GIVEN PROBLEM:
Check each line below for the word "xlabel" and give the number of lines that have it, nothing more.

DATASET RECORDS:
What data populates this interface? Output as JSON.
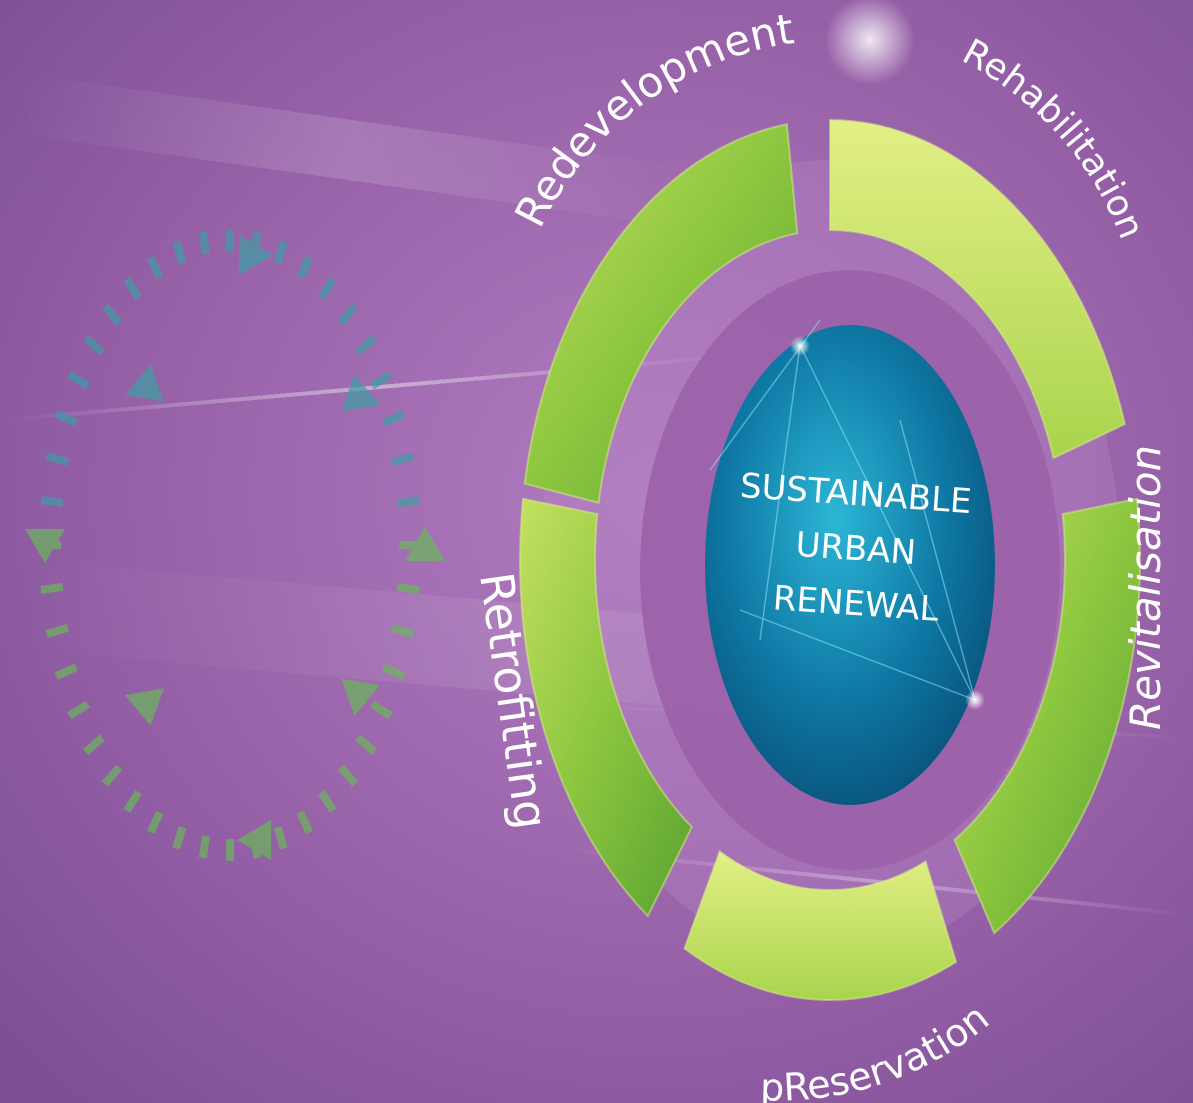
{
  "center": {
    "lines": [
      "SUSTAINABLE",
      "URBAN",
      "RENEWAL"
    ]
  },
  "segments": [
    {
      "label": "Redevelopment"
    },
    {
      "label": "Rehabilitation"
    },
    {
      "label": "Revitalisation"
    },
    {
      "label": "pReservation"
    },
    {
      "label": "Retrofitting"
    }
  ],
  "colors": {
    "background": "#9a5fa8",
    "ring_green": "#8cc63f",
    "ring_light_green": "#c7e26a",
    "center_blue": "#0d6c96",
    "cycle_teal": "#3e9fa4",
    "cycle_green": "#6ab85a"
  },
  "icons": [
    "cycle-arrows-icon"
  ]
}
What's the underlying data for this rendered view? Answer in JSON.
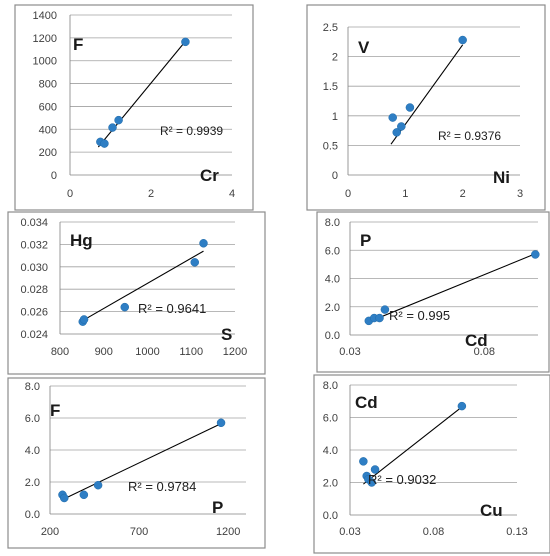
{
  "colors": {
    "points": "#2e7ec4",
    "trendline": "#000000",
    "grid": "#a0a0a0",
    "frame": "#8c8c8c"
  },
  "chart_data": [
    {
      "type": "scatter",
      "xlabel": "Cr",
      "ylabel": "F",
      "xlim": [
        0,
        4
      ],
      "ylim": [
        0,
        1400
      ],
      "xticks": [
        "0",
        "2",
        "4"
      ],
      "yticks": [
        "0",
        "200",
        "400",
        "600",
        "800",
        "1000",
        "1200",
        "1400"
      ],
      "grid": "horizontal",
      "r2_label": "R² = 0.9939",
      "points": [
        [
          0.75,
          290
        ],
        [
          0.85,
          275
        ],
        [
          1.05,
          415
        ],
        [
          1.2,
          480
        ],
        [
          2.85,
          1165
        ]
      ],
      "trendline": [
        [
          0.7,
          245
        ],
        [
          2.85,
          1170
        ]
      ]
    },
    {
      "type": "scatter",
      "xlabel": "Ni",
      "ylabel": "V",
      "xlim": [
        0,
        3
      ],
      "ylim": [
        0,
        2.5
      ],
      "xticks": [
        "0",
        "1",
        "2",
        "3"
      ],
      "yticks": [
        "0",
        "0.5",
        "1",
        "1.5",
        "2",
        "2.5"
      ],
      "grid": "horizontal",
      "r2_label": "R² = 0.9376",
      "points": [
        [
          0.78,
          0.97
        ],
        [
          0.85,
          0.72
        ],
        [
          0.93,
          0.82
        ],
        [
          1.08,
          1.14
        ],
        [
          2.0,
          2.28
        ]
      ],
      "trendline": [
        [
          0.75,
          0.52
        ],
        [
          2.0,
          2.2
        ]
      ]
    },
    {
      "type": "scatter",
      "xlabel": "S",
      "ylabel": "Hg",
      "xlim": [
        800,
        1200
      ],
      "ylim": [
        0.024,
        0.034
      ],
      "xticks": [
        "800",
        "900",
        "1000",
        "1100",
        "1200"
      ],
      "yticks": [
        "0.024",
        "0.026",
        "0.028",
        "0.030",
        "0.032",
        "0.034"
      ],
      "grid": "horizontal",
      "r2_label": "R² = 0.9641",
      "points": [
        [
          852,
          0.0251
        ],
        [
          855,
          0.0253
        ],
        [
          948,
          0.0264
        ],
        [
          1108,
          0.0304
        ],
        [
          1128,
          0.0321
        ]
      ],
      "trendline": [
        [
          852,
          0.0252
        ],
        [
          1128,
          0.0314
        ]
      ]
    },
    {
      "type": "scatter",
      "xlabel": "Cd",
      "ylabel": "P",
      "xlim": [
        0.03,
        0.1
      ],
      "ylim": [
        0,
        8
      ],
      "xticks": [
        "0.03",
        "0.08"
      ],
      "yticks": [
        "0.0",
        "2.0",
        "4.0",
        "6.0",
        "8.0"
      ],
      "grid": "horizontal",
      "r2_label": "R² = 0.995",
      "points": [
        [
          0.037,
          1.0
        ],
        [
          0.039,
          1.2
        ],
        [
          0.041,
          1.2
        ],
        [
          0.043,
          1.8
        ],
        [
          0.099,
          5.7
        ]
      ],
      "trendline": [
        [
          0.036,
          0.85
        ],
        [
          0.099,
          5.75
        ]
      ]
    },
    {
      "type": "scatter",
      "xlabel": "P",
      "ylabel": "F",
      "xlim": [
        200,
        1300
      ],
      "ylim": [
        0,
        8
      ],
      "xticks": [
        "200",
        "700",
        "1200"
      ],
      "yticks": [
        "0.0",
        "2.0",
        "4.0",
        "6.0",
        "8.0"
      ],
      "grid": "horizontal",
      "r2_label": "R² = 0.9784",
      "points": [
        [
          270,
          1.2
        ],
        [
          280,
          1.0
        ],
        [
          390,
          1.2
        ],
        [
          470,
          1.8
        ],
        [
          1160,
          5.7
        ]
      ],
      "trendline": [
        [
          270,
          0.9
        ],
        [
          1160,
          5.65
        ]
      ]
    },
    {
      "type": "scatter",
      "xlabel": "Cu",
      "ylabel": "Cd",
      "xlim": [
        0.03,
        0.13
      ],
      "ylim": [
        0,
        8
      ],
      "xticks": [
        "0.03",
        "0.08",
        "0.13"
      ],
      "yticks": [
        "0.0",
        "2.0",
        "4.0",
        "6.0",
        "8.0"
      ],
      "grid": "horizontal",
      "r2_label": "R² = 0.9032",
      "points": [
        [
          0.038,
          3.3
        ],
        [
          0.04,
          2.4
        ],
        [
          0.041,
          2.2
        ],
        [
          0.043,
          2.0
        ],
        [
          0.045,
          2.8
        ],
        [
          0.097,
          6.7
        ]
      ],
      "trendline": [
        [
          0.038,
          1.9
        ],
        [
          0.097,
          6.65
        ]
      ]
    }
  ]
}
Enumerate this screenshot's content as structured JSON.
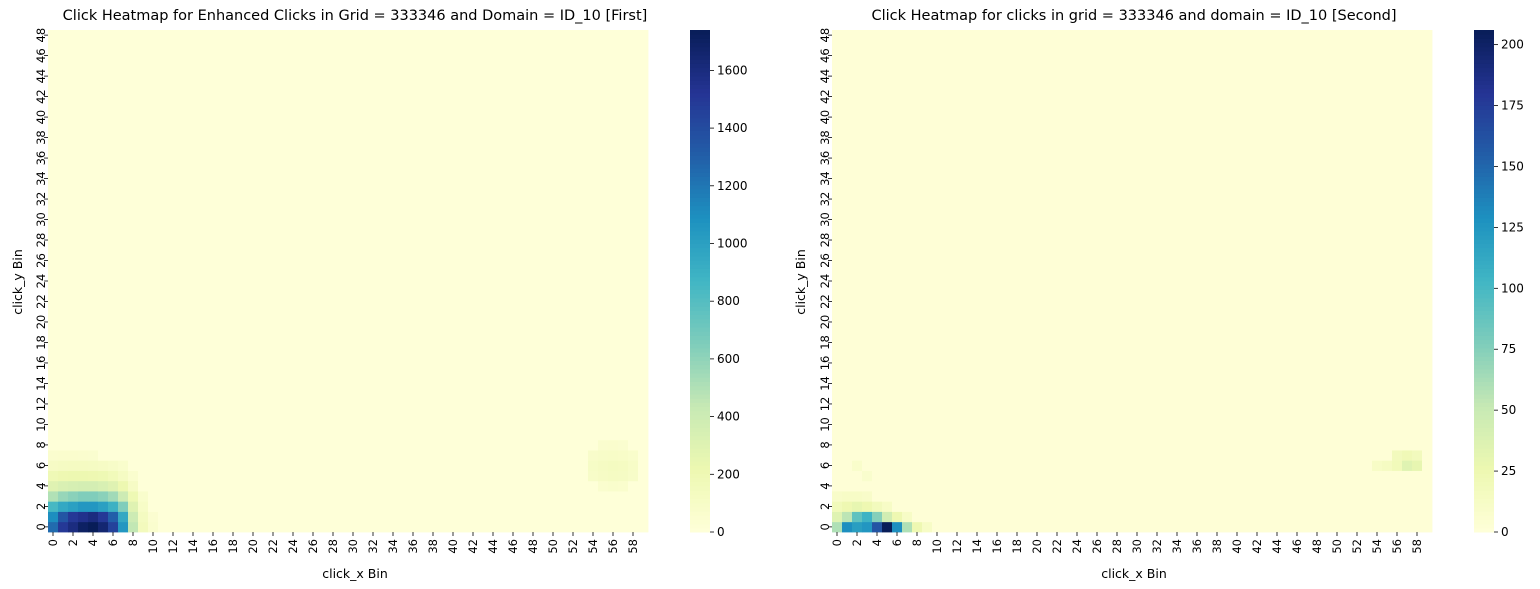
{
  "chart_data": [
    {
      "type": "heatmap",
      "title": "Click Heatmap for Enhanced Clicks in Grid = 333346 and Domain = ID_10 [First]",
      "xlabel": "click_x Bin",
      "ylabel": "click_y Bin",
      "x_bins": 60,
      "y_bins": 49,
      "x_tick_labels": [
        "0",
        "2",
        "4",
        "6",
        "8",
        "10",
        "12",
        "14",
        "16",
        "18",
        "20",
        "22",
        "24",
        "26",
        "28",
        "30",
        "32",
        "34",
        "36",
        "38",
        "40",
        "42",
        "44",
        "46",
        "48",
        "50",
        "52",
        "54",
        "56",
        "58"
      ],
      "y_tick_labels": [
        "0",
        "2",
        "4",
        "6",
        "8",
        "10",
        "12",
        "14",
        "16",
        "18",
        "20",
        "22",
        "24",
        "26",
        "28",
        "30",
        "32",
        "34",
        "36",
        "38",
        "40",
        "42",
        "44",
        "46",
        "48"
      ],
      "colorbar": {
        "min": 0,
        "max": 1740,
        "ticks": [
          0,
          200,
          400,
          600,
          800,
          1000,
          1200,
          1400,
          1600
        ],
        "colormap": "YlGnBu"
      },
      "background_level": 8,
      "hotspots": [
        {
          "x": 0,
          "y": 0,
          "value": 1250
        },
        {
          "x": 1,
          "y": 0,
          "value": 1500
        },
        {
          "x": 2,
          "y": 0,
          "value": 1600
        },
        {
          "x": 3,
          "y": 0,
          "value": 1700
        },
        {
          "x": 4,
          "y": 0,
          "value": 1740
        },
        {
          "x": 5,
          "y": 0,
          "value": 1650
        },
        {
          "x": 6,
          "y": 0,
          "value": 1450
        },
        {
          "x": 7,
          "y": 0,
          "value": 1050
        },
        {
          "x": 8,
          "y": 0,
          "value": 450
        },
        {
          "x": 9,
          "y": 0,
          "value": 150
        },
        {
          "x": 10,
          "y": 0,
          "value": 60
        },
        {
          "x": 0,
          "y": 1,
          "value": 1100
        },
        {
          "x": 1,
          "y": 1,
          "value": 1350
        },
        {
          "x": 2,
          "y": 1,
          "value": 1500
        },
        {
          "x": 3,
          "y": 1,
          "value": 1550
        },
        {
          "x": 4,
          "y": 1,
          "value": 1600
        },
        {
          "x": 5,
          "y": 1,
          "value": 1500
        },
        {
          "x": 6,
          "y": 1,
          "value": 1300
        },
        {
          "x": 7,
          "y": 1,
          "value": 950
        },
        {
          "x": 8,
          "y": 1,
          "value": 400
        },
        {
          "x": 9,
          "y": 1,
          "value": 130
        },
        {
          "x": 10,
          "y": 1,
          "value": 50
        },
        {
          "x": 0,
          "y": 2,
          "value": 850
        },
        {
          "x": 1,
          "y": 2,
          "value": 950
        },
        {
          "x": 2,
          "y": 2,
          "value": 1000
        },
        {
          "x": 3,
          "y": 2,
          "value": 1050
        },
        {
          "x": 4,
          "y": 2,
          "value": 1050
        },
        {
          "x": 5,
          "y": 2,
          "value": 1000
        },
        {
          "x": 6,
          "y": 2,
          "value": 900
        },
        {
          "x": 7,
          "y": 2,
          "value": 650
        },
        {
          "x": 8,
          "y": 2,
          "value": 300
        },
        {
          "x": 9,
          "y": 2,
          "value": 100
        },
        {
          "x": 0,
          "y": 3,
          "value": 500
        },
        {
          "x": 1,
          "y": 3,
          "value": 580
        },
        {
          "x": 2,
          "y": 3,
          "value": 620
        },
        {
          "x": 3,
          "y": 3,
          "value": 650
        },
        {
          "x": 4,
          "y": 3,
          "value": 650
        },
        {
          "x": 5,
          "y": 3,
          "value": 620
        },
        {
          "x": 6,
          "y": 3,
          "value": 550
        },
        {
          "x": 7,
          "y": 3,
          "value": 400
        },
        {
          "x": 8,
          "y": 3,
          "value": 200
        },
        {
          "x": 9,
          "y": 3,
          "value": 70
        },
        {
          "x": 0,
          "y": 4,
          "value": 300
        },
        {
          "x": 1,
          "y": 4,
          "value": 330
        },
        {
          "x": 2,
          "y": 4,
          "value": 350
        },
        {
          "x": 3,
          "y": 4,
          "value": 360
        },
        {
          "x": 4,
          "y": 4,
          "value": 360
        },
        {
          "x": 5,
          "y": 4,
          "value": 340
        },
        {
          "x": 6,
          "y": 4,
          "value": 300
        },
        {
          "x": 7,
          "y": 4,
          "value": 220
        },
        {
          "x": 8,
          "y": 4,
          "value": 110
        },
        {
          "x": 0,
          "y": 5,
          "value": 190
        },
        {
          "x": 1,
          "y": 5,
          "value": 210
        },
        {
          "x": 2,
          "y": 5,
          "value": 220
        },
        {
          "x": 3,
          "y": 5,
          "value": 220
        },
        {
          "x": 4,
          "y": 5,
          "value": 210
        },
        {
          "x": 5,
          "y": 5,
          "value": 200
        },
        {
          "x": 6,
          "y": 5,
          "value": 170
        },
        {
          "x": 7,
          "y": 5,
          "value": 120
        },
        {
          "x": 8,
          "y": 5,
          "value": 60
        },
        {
          "x": 0,
          "y": 6,
          "value": 110
        },
        {
          "x": 1,
          "y": 6,
          "value": 120
        },
        {
          "x": 2,
          "y": 6,
          "value": 125
        },
        {
          "x": 3,
          "y": 6,
          "value": 125
        },
        {
          "x": 4,
          "y": 6,
          "value": 120
        },
        {
          "x": 5,
          "y": 6,
          "value": 110
        },
        {
          "x": 6,
          "y": 6,
          "value": 95
        },
        {
          "x": 7,
          "y": 6,
          "value": 70
        },
        {
          "x": 0,
          "y": 7,
          "value": 60
        },
        {
          "x": 1,
          "y": 7,
          "value": 65
        },
        {
          "x": 2,
          "y": 7,
          "value": 65
        },
        {
          "x": 3,
          "y": 7,
          "value": 60
        },
        {
          "x": 4,
          "y": 7,
          "value": 55
        },
        {
          "x": 54,
          "y": 5,
          "value": 95
        },
        {
          "x": 55,
          "y": 5,
          "value": 110
        },
        {
          "x": 56,
          "y": 5,
          "value": 120
        },
        {
          "x": 57,
          "y": 5,
          "value": 115
        },
        {
          "x": 58,
          "y": 5,
          "value": 95
        },
        {
          "x": 54,
          "y": 6,
          "value": 105
        },
        {
          "x": 55,
          "y": 6,
          "value": 120
        },
        {
          "x": 56,
          "y": 6,
          "value": 130
        },
        {
          "x": 57,
          "y": 6,
          "value": 125
        },
        {
          "x": 58,
          "y": 6,
          "value": 100
        },
        {
          "x": 54,
          "y": 7,
          "value": 80
        },
        {
          "x": 55,
          "y": 7,
          "value": 95
        },
        {
          "x": 56,
          "y": 7,
          "value": 100
        },
        {
          "x": 57,
          "y": 7,
          "value": 90
        },
        {
          "x": 58,
          "y": 7,
          "value": 75
        },
        {
          "x": 55,
          "y": 8,
          "value": 60
        },
        {
          "x": 56,
          "y": 8,
          "value": 65
        },
        {
          "x": 57,
          "y": 8,
          "value": 55
        },
        {
          "x": 55,
          "y": 4,
          "value": 60
        },
        {
          "x": 56,
          "y": 4,
          "value": 70
        },
        {
          "x": 57,
          "y": 4,
          "value": 65
        }
      ]
    },
    {
      "type": "heatmap",
      "title": "Click Heatmap for clicks in grid = 333346 and domain = ID_10 [Second]",
      "xlabel": "click_x Bin",
      "ylabel": "click_y Bin",
      "x_bins": 60,
      "y_bins": 49,
      "x_tick_labels": [
        "0",
        "2",
        "4",
        "6",
        "8",
        "10",
        "12",
        "14",
        "16",
        "18",
        "20",
        "22",
        "24",
        "26",
        "28",
        "30",
        "32",
        "34",
        "36",
        "38",
        "40",
        "42",
        "44",
        "46",
        "48",
        "50",
        "52",
        "54",
        "56",
        "58"
      ],
      "y_tick_labels": [
        "0",
        "2",
        "4",
        "6",
        "8",
        "10",
        "12",
        "14",
        "16",
        "18",
        "20",
        "22",
        "24",
        "26",
        "28",
        "30",
        "32",
        "34",
        "36",
        "38",
        "40",
        "42",
        "44",
        "46",
        "48"
      ],
      "colorbar": {
        "min": 0,
        "max": 206,
        "ticks": [
          0,
          25,
          50,
          75,
          100,
          125,
          150,
          175,
          200
        ],
        "colormap": "YlGnBu"
      },
      "background_level": 2,
      "hotspots": [
        {
          "x": 0,
          "y": 0,
          "value": 60
        },
        {
          "x": 1,
          "y": 0,
          "value": 130
        },
        {
          "x": 2,
          "y": 0,
          "value": 120
        },
        {
          "x": 3,
          "y": 0,
          "value": 125
        },
        {
          "x": 4,
          "y": 0,
          "value": 160
        },
        {
          "x": 5,
          "y": 0,
          "value": 206
        },
        {
          "x": 6,
          "y": 0,
          "value": 130
        },
        {
          "x": 7,
          "y": 0,
          "value": 60
        },
        {
          "x": 8,
          "y": 0,
          "value": 25
        },
        {
          "x": 9,
          "y": 0,
          "value": 12
        },
        {
          "x": 0,
          "y": 1,
          "value": 35
        },
        {
          "x": 1,
          "y": 1,
          "value": 55
        },
        {
          "x": 2,
          "y": 1,
          "value": 90
        },
        {
          "x": 3,
          "y": 1,
          "value": 105
        },
        {
          "x": 4,
          "y": 1,
          "value": 75
        },
        {
          "x": 5,
          "y": 1,
          "value": 45
        },
        {
          "x": 6,
          "y": 1,
          "value": 25
        },
        {
          "x": 7,
          "y": 1,
          "value": 12
        },
        {
          "x": 0,
          "y": 2,
          "value": 20
        },
        {
          "x": 1,
          "y": 2,
          "value": 25
        },
        {
          "x": 2,
          "y": 2,
          "value": 30
        },
        {
          "x": 3,
          "y": 2,
          "value": 25
        },
        {
          "x": 4,
          "y": 2,
          "value": 18
        },
        {
          "x": 5,
          "y": 2,
          "value": 12
        },
        {
          "x": 0,
          "y": 3,
          "value": 10
        },
        {
          "x": 1,
          "y": 3,
          "value": 12
        },
        {
          "x": 2,
          "y": 3,
          "value": 12
        },
        {
          "x": 3,
          "y": 3,
          "value": 10
        },
        {
          "x": 2,
          "y": 6,
          "value": 9
        },
        {
          "x": 3,
          "y": 5,
          "value": 8
        },
        {
          "x": 54,
          "y": 6,
          "value": 12
        },
        {
          "x": 55,
          "y": 6,
          "value": 15
        },
        {
          "x": 56,
          "y": 6,
          "value": 20
        },
        {
          "x": 57,
          "y": 6,
          "value": 35
        },
        {
          "x": 58,
          "y": 6,
          "value": 30
        },
        {
          "x": 56,
          "y": 7,
          "value": 18
        },
        {
          "x": 57,
          "y": 7,
          "value": 22
        },
        {
          "x": 58,
          "y": 7,
          "value": 18
        }
      ]
    }
  ]
}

COMPLETE OUTPUT:
8